WHAT IS EXPECTED: Would you return the complete listing below word for word?

━━ SUPPLIED RECORDS ━━

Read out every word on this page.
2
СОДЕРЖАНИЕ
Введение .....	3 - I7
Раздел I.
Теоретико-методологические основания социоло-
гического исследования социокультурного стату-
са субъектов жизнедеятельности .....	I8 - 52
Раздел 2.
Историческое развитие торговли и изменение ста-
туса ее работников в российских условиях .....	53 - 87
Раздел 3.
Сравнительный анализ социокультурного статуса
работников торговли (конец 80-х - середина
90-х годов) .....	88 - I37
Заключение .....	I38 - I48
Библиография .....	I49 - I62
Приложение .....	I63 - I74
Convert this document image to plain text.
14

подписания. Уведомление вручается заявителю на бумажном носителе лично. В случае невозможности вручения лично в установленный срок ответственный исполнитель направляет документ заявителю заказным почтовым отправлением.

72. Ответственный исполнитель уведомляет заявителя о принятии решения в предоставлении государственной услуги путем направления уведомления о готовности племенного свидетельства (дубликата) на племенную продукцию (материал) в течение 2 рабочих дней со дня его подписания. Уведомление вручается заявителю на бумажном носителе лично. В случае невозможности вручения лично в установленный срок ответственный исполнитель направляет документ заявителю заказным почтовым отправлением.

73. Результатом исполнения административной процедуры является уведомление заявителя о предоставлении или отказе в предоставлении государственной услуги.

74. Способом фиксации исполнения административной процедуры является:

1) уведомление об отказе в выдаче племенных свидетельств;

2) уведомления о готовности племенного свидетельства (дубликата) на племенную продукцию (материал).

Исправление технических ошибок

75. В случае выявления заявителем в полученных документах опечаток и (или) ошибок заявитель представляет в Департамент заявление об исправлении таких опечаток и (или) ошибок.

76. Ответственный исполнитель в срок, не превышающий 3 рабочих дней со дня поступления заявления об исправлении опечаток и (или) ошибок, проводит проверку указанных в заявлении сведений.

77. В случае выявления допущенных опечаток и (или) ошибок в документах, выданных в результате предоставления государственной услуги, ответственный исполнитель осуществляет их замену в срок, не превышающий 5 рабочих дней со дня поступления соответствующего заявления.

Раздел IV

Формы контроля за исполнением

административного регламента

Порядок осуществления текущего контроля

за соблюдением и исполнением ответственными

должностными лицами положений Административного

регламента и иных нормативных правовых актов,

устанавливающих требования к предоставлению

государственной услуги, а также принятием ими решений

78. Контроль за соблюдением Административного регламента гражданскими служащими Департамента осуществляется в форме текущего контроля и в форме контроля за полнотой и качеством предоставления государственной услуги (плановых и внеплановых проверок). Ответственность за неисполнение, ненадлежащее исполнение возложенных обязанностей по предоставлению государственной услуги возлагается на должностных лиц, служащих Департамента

━━━

REPLY:
Read out every word on this page.
2
СОДЕРЖАНИЕ
Введение .....	3 - I7
Раздел I.
Теоретико-методологические основания социоло-
гического исследования социокультурного стату-
са субъектов жизнедеятельности .....	I8 - 52
Раздел 2.
Историческое развитие торговли и изменение ста-
туса ее работников в российских условиях .....	53 - 87
Раздел 3.
Сравнительный анализ социокультурного статуса
работников торговли (конец 80-х - середина
90-х годов) .....	88 - I37
Заключение .....	I38 - I48
Библиография .....	I49 - I62
Приложение .....	I63 - I74
Convert this document image to plain text.
14

подписания. Уведомление вручается заявителю на бумажном носителе лично. В случае невозможности вручения лично в установленный срок ответственный исполнитель направляет документ заявителю заказным почтовым отправлением.

72. Ответственный исполнитель уведомляет заявителя о принятии решения в предоставлении государственной услуги путем направления уведомления о готовности племенного свидетельства (дубликата) на племенную продукцию (материал) в течение 2 рабочих дней со дня его подписания. Уведомление вручается заявителю на бумажном носителе лично. В случае невозможности вручения лично в установленный срок ответственный исполнитель направляет документ заявителю заказным почтовым отправлением.

73. Результатом исполнения административной процедуры является уведомление заявителя о предоставлении или отказе в предоставлении государственной услуги.

74. Способом фиксации исполнения административной процедуры является:

1) уведомление об отказе в выдаче племенных свидетельств;

2) уведомления о готовности племенного свидетельства (дубликата) на племенную продукцию (материал).

Исправление технических ошибок

75. В случае выявления заявителем в полученных документах опечаток и (или) ошибок заявитель представляет в Департамент заявление об исправлении таких опечаток и (или) ошибок.

76. Ответственный исполнитель в срок, не превышающий 3 рабочих дней со дня поступления заявления об исправлении опечаток и (или) ошибок, проводит проверку указанных в заявлении сведений.

77. В случае выявления допущенных опечаток и (или) ошибок в документах, выданных в результате предоставления государственной услуги, ответственный исполнитель осуществляет их замену в срок, не превышающий 5 рабочих дней со дня поступления соответствующего заявления.

Раздел IV

Формы контроля за исполнением

административного регламента

Порядок осуществления текущего контроля

за соблюдением и исполнением ответственными

должностными лицами положений Административного

регламента и иных нормативных правовых актов,

устанавливающих требования к предоставлению

государственной услуги, а также принятием ими решений

78. Контроль за соблюдением Административного регламента гражданскими служащими Департамента осуществляется в форме текущего контроля и в форме контроля за полнотой и качеством предоставления государственной услуги (плановых и внеплановых проверок). Ответственность за неисполнение, ненадлежащее исполнение возложенных обязанностей по предоставлению государственной услуги возлагается на должностных лиц, служащих Департамента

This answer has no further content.